**SET PROBLEM:**
Identify and pull out each line of the entries in which "better" occurs.

**RECORDS TO USE:**
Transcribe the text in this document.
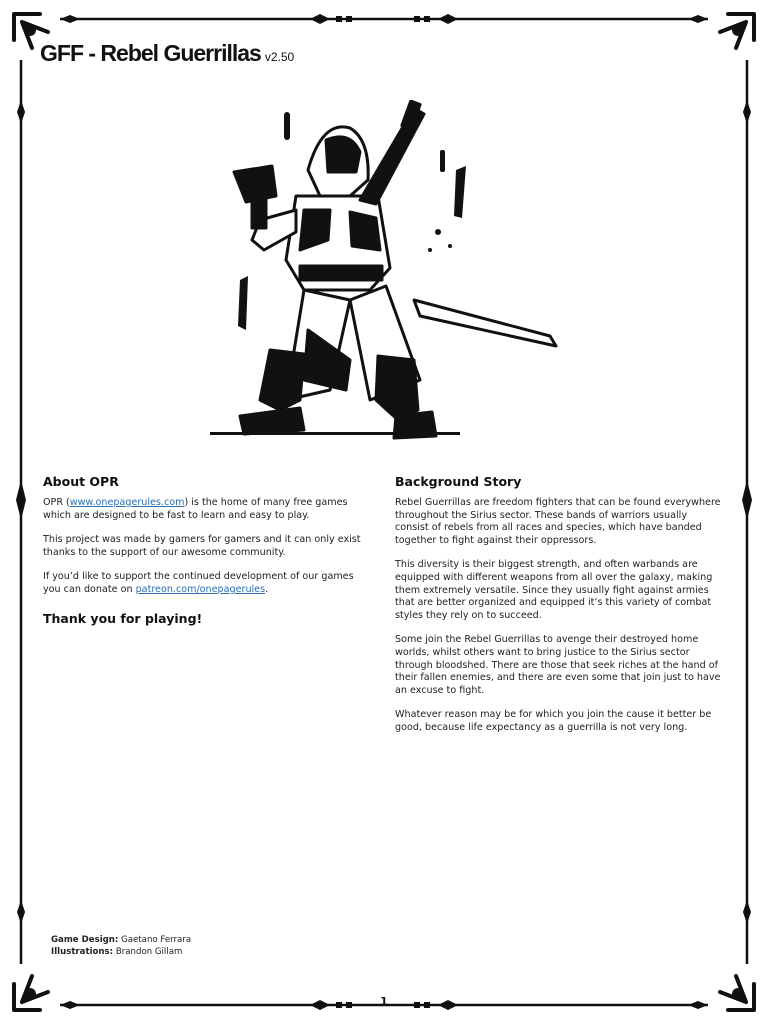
GFF - Rebel Guerrillas v2.50
About OPR

OPR (www.onepagerules.com) is the home of many free games which are designed to be fast to learn and easy to play.

This project was made by gamers for gamers and it can only exist thanks to the support of our awesome community.

If you’d like to support the continued development of our games you can donate on patreon.com/onepagerules.

Thank you for playing!
Background Story

Rebel Guerrillas are freedom fighters that can be found everywhere throughout the Sirius sector. These bands of warriors usually consist of rebels from all races and species, which have banded together to fight against their oppressors.

This diversity is their biggest strength, and often warbands are equipped with different weapons from all over the galaxy, making them extremely versatile. Since they usually fight against armies that are better organized and equipped it’s this variety of combat styles they rely on to succeed.

Some join the Rebel Guerrillas to avenge their destroyed home worlds, whilst others want to bring justice to the Sirius sector through bloodshed. There are those that seek riches at the hand of their fallen enemies, and there are even some that join just to have an excuse to fight.

Whatever reason may be for which you join the cause it better be good, because life expectancy as a guerrilla is not very long.

Game Design: Gaetano Ferrara
Illustrations: Brandon Gillam
1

**WRITTEN REPLY:**
This diversity is their biggest strength, and often warbands are equipped with different weapons from all over the galaxy, making them extremely versatile. Since they usually fight against armies that are better organized and equipped it’s this variety of combat styles they rely on to succeed.
Whatever reason may be for which you join the cause it better be good, because life expectancy as a guerrilla is not very long.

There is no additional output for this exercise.